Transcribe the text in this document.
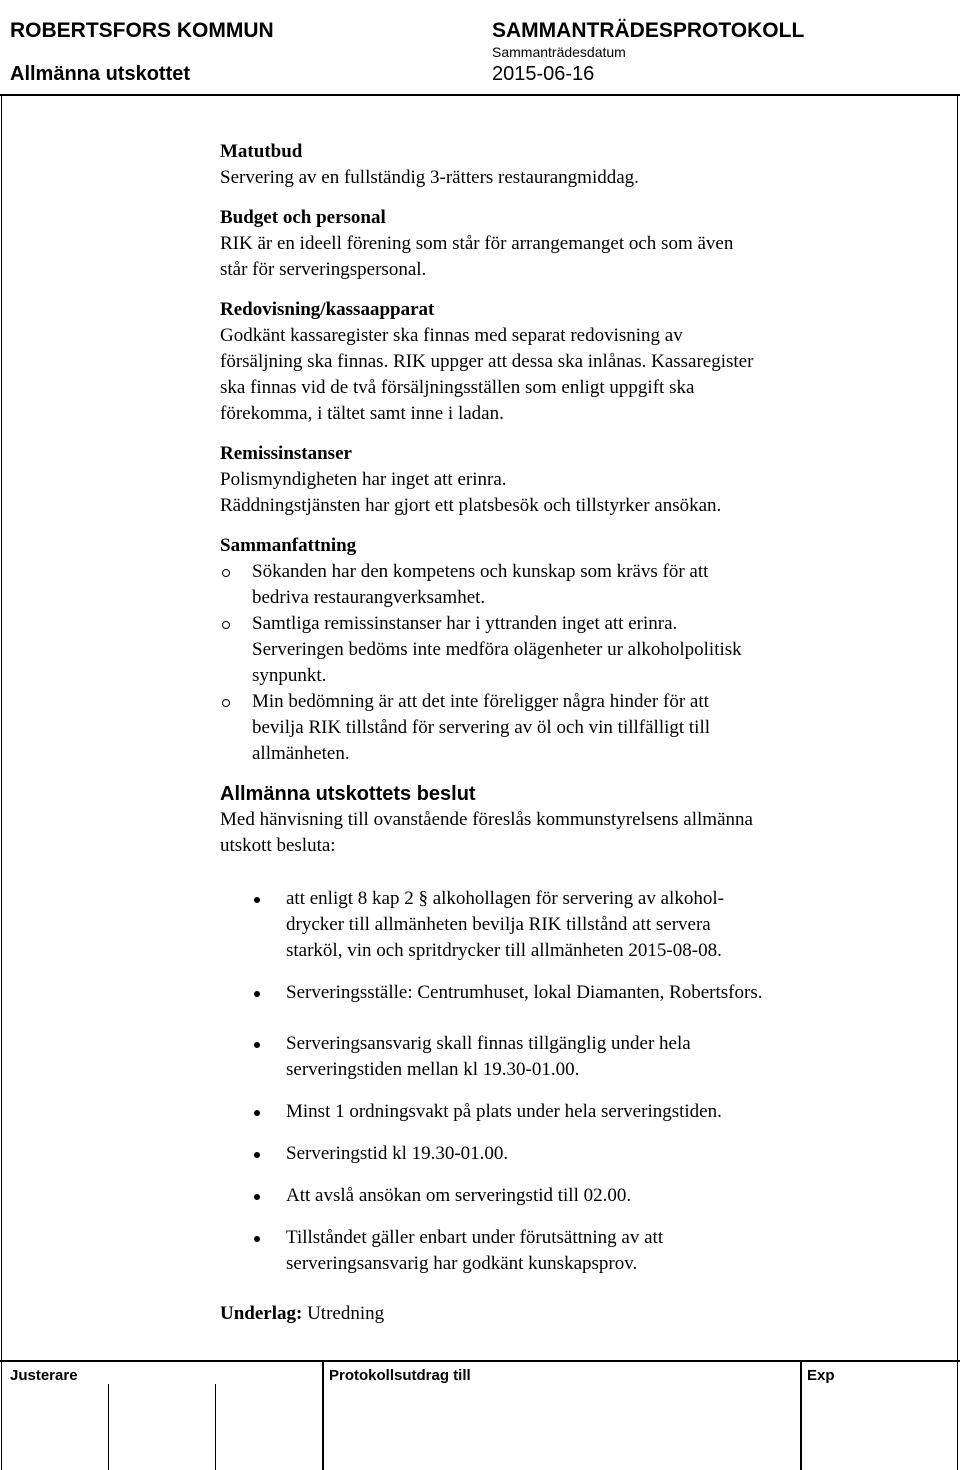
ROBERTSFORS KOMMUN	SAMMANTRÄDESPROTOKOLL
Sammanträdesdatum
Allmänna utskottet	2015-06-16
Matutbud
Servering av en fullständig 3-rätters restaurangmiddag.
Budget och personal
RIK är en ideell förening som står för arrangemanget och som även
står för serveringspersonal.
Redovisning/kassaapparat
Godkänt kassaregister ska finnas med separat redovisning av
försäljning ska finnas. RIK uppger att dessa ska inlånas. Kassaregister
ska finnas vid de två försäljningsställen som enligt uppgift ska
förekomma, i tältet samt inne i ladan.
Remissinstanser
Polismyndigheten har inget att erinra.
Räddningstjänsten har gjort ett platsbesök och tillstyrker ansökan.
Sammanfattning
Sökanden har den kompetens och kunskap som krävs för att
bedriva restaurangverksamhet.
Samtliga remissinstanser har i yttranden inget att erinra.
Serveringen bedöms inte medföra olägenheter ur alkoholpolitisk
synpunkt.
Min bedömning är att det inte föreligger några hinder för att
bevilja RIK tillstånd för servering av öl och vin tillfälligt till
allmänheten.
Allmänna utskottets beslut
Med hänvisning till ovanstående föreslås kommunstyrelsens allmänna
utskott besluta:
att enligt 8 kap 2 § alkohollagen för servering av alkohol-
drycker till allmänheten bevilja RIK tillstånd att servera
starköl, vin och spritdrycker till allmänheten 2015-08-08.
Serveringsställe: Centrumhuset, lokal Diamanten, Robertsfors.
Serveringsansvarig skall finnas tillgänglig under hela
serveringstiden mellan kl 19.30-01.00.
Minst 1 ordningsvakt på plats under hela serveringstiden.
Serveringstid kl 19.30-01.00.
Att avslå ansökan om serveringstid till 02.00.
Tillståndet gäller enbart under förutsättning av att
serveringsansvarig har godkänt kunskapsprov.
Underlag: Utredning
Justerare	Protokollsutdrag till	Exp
...
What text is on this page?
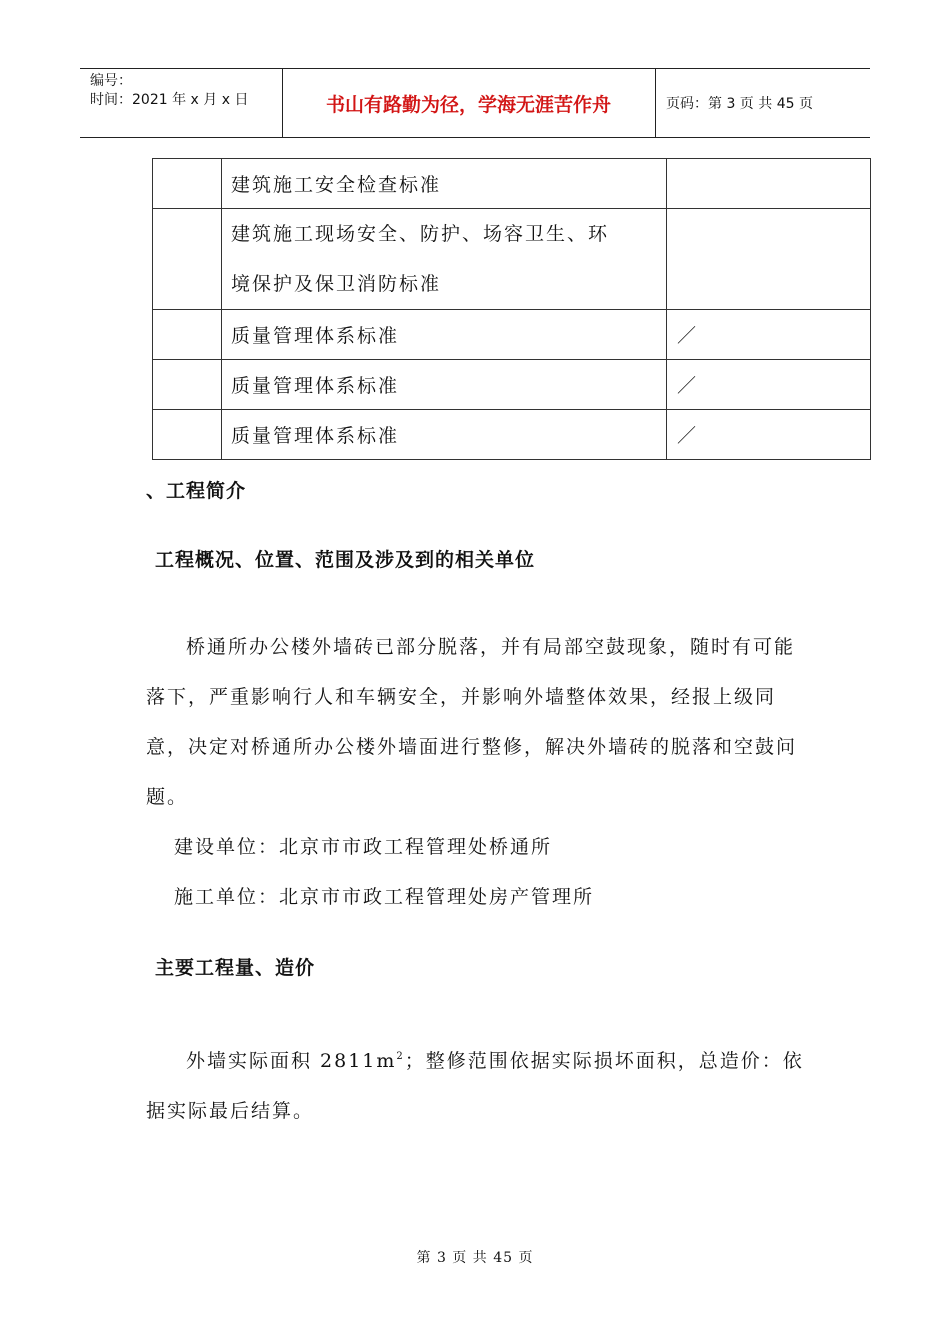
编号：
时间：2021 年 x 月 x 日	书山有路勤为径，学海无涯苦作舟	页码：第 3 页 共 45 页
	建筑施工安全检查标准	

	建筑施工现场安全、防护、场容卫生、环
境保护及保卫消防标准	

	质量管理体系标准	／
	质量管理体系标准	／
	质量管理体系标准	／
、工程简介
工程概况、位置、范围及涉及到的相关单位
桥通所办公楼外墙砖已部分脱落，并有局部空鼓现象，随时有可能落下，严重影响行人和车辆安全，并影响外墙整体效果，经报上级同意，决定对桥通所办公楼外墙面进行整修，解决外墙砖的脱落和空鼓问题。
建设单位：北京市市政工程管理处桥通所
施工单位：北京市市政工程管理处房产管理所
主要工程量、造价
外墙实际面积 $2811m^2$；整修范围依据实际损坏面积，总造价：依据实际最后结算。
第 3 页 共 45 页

= Description of the task =
Work out how many lines of the material above contain the word "text", then give only that figure.

= Response to this exercise =
2